• **Task description**
Where the word "trait" occurs in a line, return that line.

• **Provided material**
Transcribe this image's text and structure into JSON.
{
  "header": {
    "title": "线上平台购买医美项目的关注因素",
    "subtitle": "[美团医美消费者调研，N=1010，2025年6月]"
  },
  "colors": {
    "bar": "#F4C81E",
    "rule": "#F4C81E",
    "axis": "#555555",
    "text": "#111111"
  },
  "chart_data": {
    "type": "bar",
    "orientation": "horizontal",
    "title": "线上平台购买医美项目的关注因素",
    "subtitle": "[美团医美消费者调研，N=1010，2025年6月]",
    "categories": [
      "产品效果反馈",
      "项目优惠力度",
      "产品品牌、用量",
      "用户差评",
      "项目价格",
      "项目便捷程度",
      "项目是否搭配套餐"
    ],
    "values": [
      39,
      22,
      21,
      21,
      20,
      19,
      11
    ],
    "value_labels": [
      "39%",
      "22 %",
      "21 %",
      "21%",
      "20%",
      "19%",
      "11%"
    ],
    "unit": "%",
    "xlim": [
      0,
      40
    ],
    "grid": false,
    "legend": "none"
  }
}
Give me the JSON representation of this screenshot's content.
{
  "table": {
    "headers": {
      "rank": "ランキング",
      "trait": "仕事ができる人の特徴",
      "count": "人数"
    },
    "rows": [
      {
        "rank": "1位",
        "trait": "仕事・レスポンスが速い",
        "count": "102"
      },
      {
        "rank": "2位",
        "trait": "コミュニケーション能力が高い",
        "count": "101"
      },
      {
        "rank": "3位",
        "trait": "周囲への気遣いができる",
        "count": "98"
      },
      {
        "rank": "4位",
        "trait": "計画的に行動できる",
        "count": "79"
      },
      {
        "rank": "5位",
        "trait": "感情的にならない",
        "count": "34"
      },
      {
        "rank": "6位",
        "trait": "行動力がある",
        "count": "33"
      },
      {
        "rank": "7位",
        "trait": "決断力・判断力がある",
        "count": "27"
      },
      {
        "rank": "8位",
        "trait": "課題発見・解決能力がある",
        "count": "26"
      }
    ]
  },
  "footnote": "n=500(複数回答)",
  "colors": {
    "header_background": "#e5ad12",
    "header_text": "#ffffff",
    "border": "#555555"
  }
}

• **The completed task**
      "trait": "仕事ができる人の特徴",
        "trait": "仕事・レスポンスが速い",
        "trait": "コミュニケーション能力が高い",
        "trait": "周囲への気遣いができる",
        "trait": "計画的に行動できる",
        "trait": "感情的にならない",
        "trait": "行動力がある",
        "trait": "決断力・判断力がある",
        "trait": "課題発見・解決能力がある",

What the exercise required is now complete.